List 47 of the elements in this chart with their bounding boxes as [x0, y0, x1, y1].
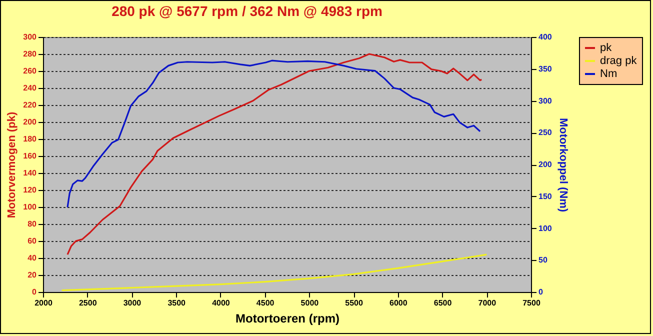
- x-tick-label: 7500: [522, 298, 541, 308]
- y2-tick-label: 300: [538, 96, 552, 106]
- y-tick-label: 260: [23, 66, 38, 76]
- y-tick-label: 240: [23, 84, 38, 92]
- line-series: [61, 254, 488, 292]
- legend-label: Nm: [600, 68, 618, 80]
- x-tick-label: 7000: [478, 298, 497, 308]
- y-tick-label: 180: [23, 134, 38, 144]
- legend-label: drag pk: [600, 55, 638, 67]
- y2-axis-title: Motorkoppel (Nm): [556, 118, 569, 212]
- x-tick-label: 3500: [168, 298, 186, 308]
- y-tick-label: 140: [23, 168, 38, 178]
- line-series: [66, 53, 482, 256]
- x-tick-label: 5500: [345, 298, 364, 308]
- y-tick-label: 120: [23, 186, 38, 194]
- y2-tick-label: 150: [538, 192, 552, 201]
- y2-tick-label: 400: [538, 32, 552, 42]
- chart-title: 280 pk @ 5677 rpm / 362 Nm @ 4983 rpm: [112, 3, 382, 19]
- line-series: [66, 60, 481, 208]
- x-tick-label: 6000: [390, 298, 408, 308]
- x-tick-label: 2000: [34, 298, 53, 308]
- x-tick-label: 6500: [434, 298, 452, 308]
- y2-tick-label: 50: [538, 256, 548, 265]
- y2-tick-label: 0: [538, 288, 544, 296]
- y-tick-label: 100: [23, 202, 38, 212]
- y-tick-label: 80: [28, 220, 38, 228]
- y2-tick-label: 200: [538, 160, 552, 169]
- x-axis-title: Motortoeren (rpm): [236, 312, 340, 326]
- y-tick-label: 300: [23, 32, 38, 42]
- y2-tick-label: 100: [538, 224, 552, 233]
- y-tick-label: 160: [23, 152, 38, 160]
- x-tick-label: 4000: [212, 298, 230, 308]
- y-tick-label: 220: [23, 100, 38, 110]
- x-tick-label: 2500: [78, 298, 98, 308]
- y-tick-label: 40: [28, 254, 38, 262]
- x-tick-label: 4500: [256, 298, 275, 308]
- y-tick-label: 20: [28, 270, 38, 280]
- y-tick-label: 60: [28, 236, 38, 246]
- legend-label: pk: [600, 42, 612, 54]
- y-tick-label: 280: [23, 50, 38, 58]
- y2-tick-label: 350: [538, 64, 552, 74]
- y2-tick-label: 250: [538, 128, 552, 138]
- y-tick-label: 0: [32, 288, 38, 296]
- y-tick-label: 200: [23, 118, 38, 126]
- x-tick-label: 3000: [123, 298, 142, 308]
- x-tick-label: 5000: [300, 298, 320, 308]
- y-axis-title: Motorvermogen (pk): [6, 112, 18, 218]
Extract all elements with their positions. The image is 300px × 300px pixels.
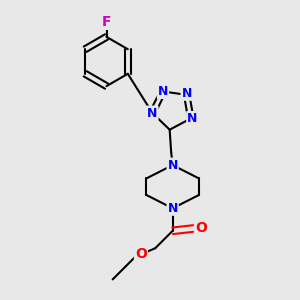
Text: F: F: [102, 15, 111, 29]
Text: O: O: [195, 221, 207, 236]
Text: N: N: [167, 159, 178, 172]
Text: N: N: [158, 85, 168, 98]
Text: N: N: [147, 106, 158, 119]
Text: O: O: [135, 247, 147, 261]
Text: N: N: [167, 202, 178, 215]
Text: N: N: [182, 87, 192, 100]
Text: N: N: [187, 112, 197, 125]
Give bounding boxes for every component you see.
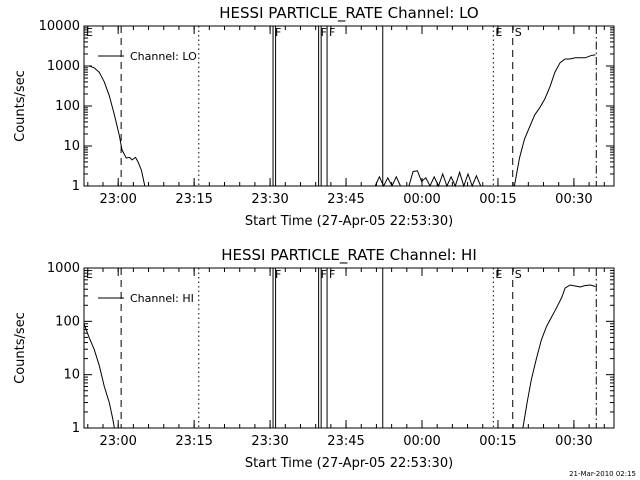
series-line: [84, 65, 146, 187]
event-marker-label: S: [515, 268, 522, 281]
x-tick-label: 23:30: [251, 434, 288, 449]
x-tick-label: 23:00: [99, 192, 136, 207]
event-marker-label: F: [329, 268, 335, 281]
event-marker-label: F: [329, 26, 335, 39]
y-tick-label: 10: [63, 368, 80, 383]
event-marker-label: F: [321, 26, 327, 39]
event-marker-label: E: [495, 26, 502, 39]
event-marker-label: F: [275, 26, 281, 39]
chart-lo: HESSI PARTICLE_RATE Channel: LO Counts/s…: [13, 4, 615, 229]
y-tick-label: 10000: [39, 19, 80, 34]
x-tick-label: 00:00: [403, 192, 440, 207]
event-marker-label: S: [515, 26, 522, 39]
event-marker-label: E: [86, 26, 93, 39]
legend-label: Channel: LO: [130, 50, 197, 63]
y-axis-label: Counts/sec: [13, 70, 28, 142]
chart-hi: HESSI PARTICLE_RATE Channel: HI Counts/s…: [13, 246, 615, 471]
event-marker-label: E: [495, 268, 502, 281]
y-tick-label: 1000: [47, 59, 80, 74]
x-tick-label: 00:15: [479, 434, 516, 449]
x-tick-label: 23:00: [99, 434, 136, 449]
plot-frame: [83, 267, 615, 429]
x-tick-label: 00:00: [403, 434, 440, 449]
x-tick-label: 23:45: [327, 434, 364, 449]
y-tick-label: 100: [55, 314, 80, 329]
y-tick-label: 100: [55, 99, 80, 114]
chart-title: HESSI PARTICLE_RATE Channel: LO: [219, 4, 478, 23]
x-axis-label: Start Time (27-Apr-05 22:53:30): [245, 214, 453, 229]
x-tick-label: 23:45: [327, 192, 364, 207]
x-tick-label: 00:15: [479, 192, 516, 207]
y-axis-label: Counts/sec: [13, 312, 28, 384]
chart-title: HESSI PARTICLE_RATE Channel: HI: [221, 246, 477, 265]
x-tick-label: 00:30: [555, 192, 592, 207]
y-tick-label: 1: [72, 421, 80, 436]
y-tick-label: 10: [63, 139, 80, 154]
series-line: [408, 170, 482, 188]
x-axis-label: Start Time (27-Apr-05 22:53:30): [245, 456, 453, 471]
series-line: [374, 175, 401, 188]
series-line: [83, 323, 115, 429]
x-tick-label: 23:15: [175, 192, 212, 207]
y-tick-label: 1000: [47, 261, 80, 276]
series-line: [522, 284, 596, 429]
y-tick-label: 1: [72, 179, 80, 194]
event-marker-label: F: [321, 268, 327, 281]
x-tick-label: 23:30: [251, 192, 288, 207]
series-line: [513, 54, 596, 187]
legend-label: Channel: HI: [130, 292, 194, 305]
timestamp: 21-Mar-2010 02:15: [569, 470, 636, 478]
event-marker-label: E: [86, 268, 93, 281]
event-marker-label: F: [275, 268, 281, 281]
x-tick-label: 23:15: [175, 434, 212, 449]
x-tick-label: 00:30: [555, 434, 592, 449]
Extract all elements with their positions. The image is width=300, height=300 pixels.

What to work on. Please repeat the listing above with "Extract all elements" replaced by "Pull out every element" everywhere, keeping everything else unchanged and leaving out the pictures.

Solution.
List 47 of the elements in this chart with their bounding boxes as [x0, y0, x1, y1].
- x-tick-label: 7500: [522, 298, 541, 308]
- y2-tick-label: 300: [538, 96, 552, 106]
- y-tick-label: 260: [23, 66, 38, 76]
- y-tick-label: 240: [23, 84, 38, 92]
- line-series: [61, 254, 488, 292]
- legend-label: Nm: [600, 68, 618, 80]
- x-tick-label: 7000: [478, 298, 497, 308]
- y-tick-label: 180: [23, 134, 38, 144]
- legend-label: drag pk: [600, 55, 638, 67]
- y2-axis-title: Motorkoppel (Nm): [556, 118, 569, 212]
- x-tick-label: 3500: [168, 298, 186, 308]
- y-tick-label: 140: [23, 168, 38, 178]
- line-series: [66, 53, 482, 256]
- x-tick-label: 5500: [345, 298, 364, 308]
- y-tick-label: 120: [23, 186, 38, 194]
- y2-tick-label: 150: [538, 192, 552, 201]
- y2-tick-label: 400: [538, 32, 552, 42]
- chart-title: 280 pk @ 5677 rpm / 362 Nm @ 4983 rpm: [112, 3, 382, 19]
- line-series: [66, 60, 481, 208]
- x-tick-label: 6000: [390, 298, 408, 308]
- x-tick-label: 2000: [34, 298, 53, 308]
- x-tick-label: 6500: [434, 298, 452, 308]
- y2-tick-label: 50: [538, 256, 548, 265]
- y2-tick-label: 0: [538, 288, 544, 296]
- y-tick-label: 100: [23, 202, 38, 212]
- y-tick-label: 80: [28, 220, 38, 228]
- y2-tick-label: 200: [538, 160, 552, 169]
- x-axis-title: Motortoeren (rpm): [236, 312, 340, 326]
- y-tick-label: 300: [23, 32, 38, 42]
- y2-tick-label: 100: [538, 224, 552, 233]
- y-tick-label: 160: [23, 152, 38, 160]
- x-tick-label: 4000: [212, 298, 230, 308]
- y-tick-label: 220: [23, 100, 38, 110]
- x-tick-label: 2500: [78, 298, 98, 308]
- y-tick-label: 40: [28, 254, 38, 262]
- x-tick-label: 4500: [256, 298, 275, 308]
- y-tick-label: 20: [28, 270, 38, 280]
- y-tick-label: 60: [28, 236, 38, 246]
- legend-label: pk: [600, 42, 612, 54]
- y-tick-label: 280: [23, 50, 38, 58]
- y2-tick-label: 350: [538, 64, 552, 74]
- y2-tick-label: 250: [538, 128, 552, 138]
- y-tick-label: 0: [32, 288, 38, 296]
- y-tick-label: 200: [23, 118, 38, 126]
- x-tick-label: 3000: [123, 298, 142, 308]
- x-tick-label: 5000: [300, 298, 320, 308]
- y-axis-title: Motorvermogen (pk): [6, 112, 18, 218]
Pull out every element with their positions. The image is 300px × 300px pixels.
Text: F: F: [102, 15, 111, 29]
Text: O: O: [195, 221, 207, 236]
Text: N: N: [167, 159, 178, 172]
Text: N: N: [158, 85, 168, 98]
Text: N: N: [147, 106, 158, 119]
Text: O: O: [135, 247, 147, 261]
Text: N: N: [167, 202, 178, 215]
Text: N: N: [182, 87, 192, 100]
Text: N: N: [187, 112, 197, 125]
Give bounding boxes for every component you see.
series-line: [84, 65, 146, 187]
event-marker-label: S: [515, 268, 522, 281]
x-tick-label: 23:30: [251, 434, 288, 449]
x-tick-label: 23:00: [99, 192, 136, 207]
event-marker-label: F: [329, 268, 335, 281]
event-marker-label: F: [329, 26, 335, 39]
y-tick-label: 10: [63, 368, 80, 383]
event-marker-label: F: [321, 26, 327, 39]
event-marker-label: E: [495, 26, 502, 39]
event-marker-label: F: [275, 26, 281, 39]
chart-lo: HESSI PARTICLE_RATE Channel: LO Counts/s…: [13, 4, 615, 229]
y-tick-label: 10000: [39, 19, 80, 34]
x-tick-label: 00:00: [403, 192, 440, 207]
event-marker-label: S: [515, 26, 522, 39]
event-marker-label: E: [86, 26, 93, 39]
legend-label: Channel: LO: [130, 50, 197, 63]
y-axis-label: Counts/sec: [13, 70, 28, 142]
chart-hi: HESSI PARTICLE_RATE Channel: HI Counts/s…: [13, 246, 615, 471]
event-marker-label: E: [495, 268, 502, 281]
y-tick-label: 1000: [47, 59, 80, 74]
x-tick-label: 00:15: [479, 434, 516, 449]
x-tick-label: 23:00: [99, 434, 136, 449]
plot-frame: [83, 267, 615, 429]
x-tick-label: 00:00: [403, 434, 440, 449]
x-tick-label: 23:45: [327, 434, 364, 449]
y-tick-label: 100: [55, 314, 80, 329]
y-tick-label: 100: [55, 99, 80, 114]
chart-title: HESSI PARTICLE_RATE Channel: LO: [219, 4, 478, 23]
x-axis-label: Start Time (27-Apr-05 22:53:30): [245, 214, 453, 229]
x-tick-label: 23:45: [327, 192, 364, 207]
x-tick-label: 00:15: [479, 192, 516, 207]
y-axis-label: Counts/sec: [13, 312, 28, 384]
chart-title: HESSI PARTICLE_RATE Channel: HI: [221, 246, 477, 265]
x-tick-label: 00:30: [555, 192, 592, 207]
y-tick-label: 1: [72, 421, 80, 436]
y-tick-label: 10: [63, 139, 80, 154]
series-line: [408, 170, 482, 188]
x-axis-label: Start Time (27-Apr-05 22:53:30): [245, 456, 453, 471]
series-line: [374, 175, 401, 188]
series-line: [83, 323, 115, 429]
x-tick-label: 23:15: [175, 192, 212, 207]
y-tick-label: 1000: [47, 261, 80, 276]
series-line: [522, 284, 596, 429]
y-tick-label: 1: [72, 179, 80, 194]
event-marker-label: F: [321, 268, 327, 281]
x-tick-label: 23:30: [251, 192, 288, 207]
series-line: [513, 54, 596, 187]
legend-label: Channel: HI: [130, 292, 194, 305]
timestamp: 21-Mar-2010 02:15: [569, 470, 636, 478]
event-marker-label: E: [86, 268, 93, 281]
event-marker-label: F: [275, 268, 281, 281]
x-tick-label: 23:15: [175, 434, 212, 449]
x-tick-label: 00:30: [555, 434, 592, 449]
Pull out every element with their positions. The image is width=300, height=300 pixels.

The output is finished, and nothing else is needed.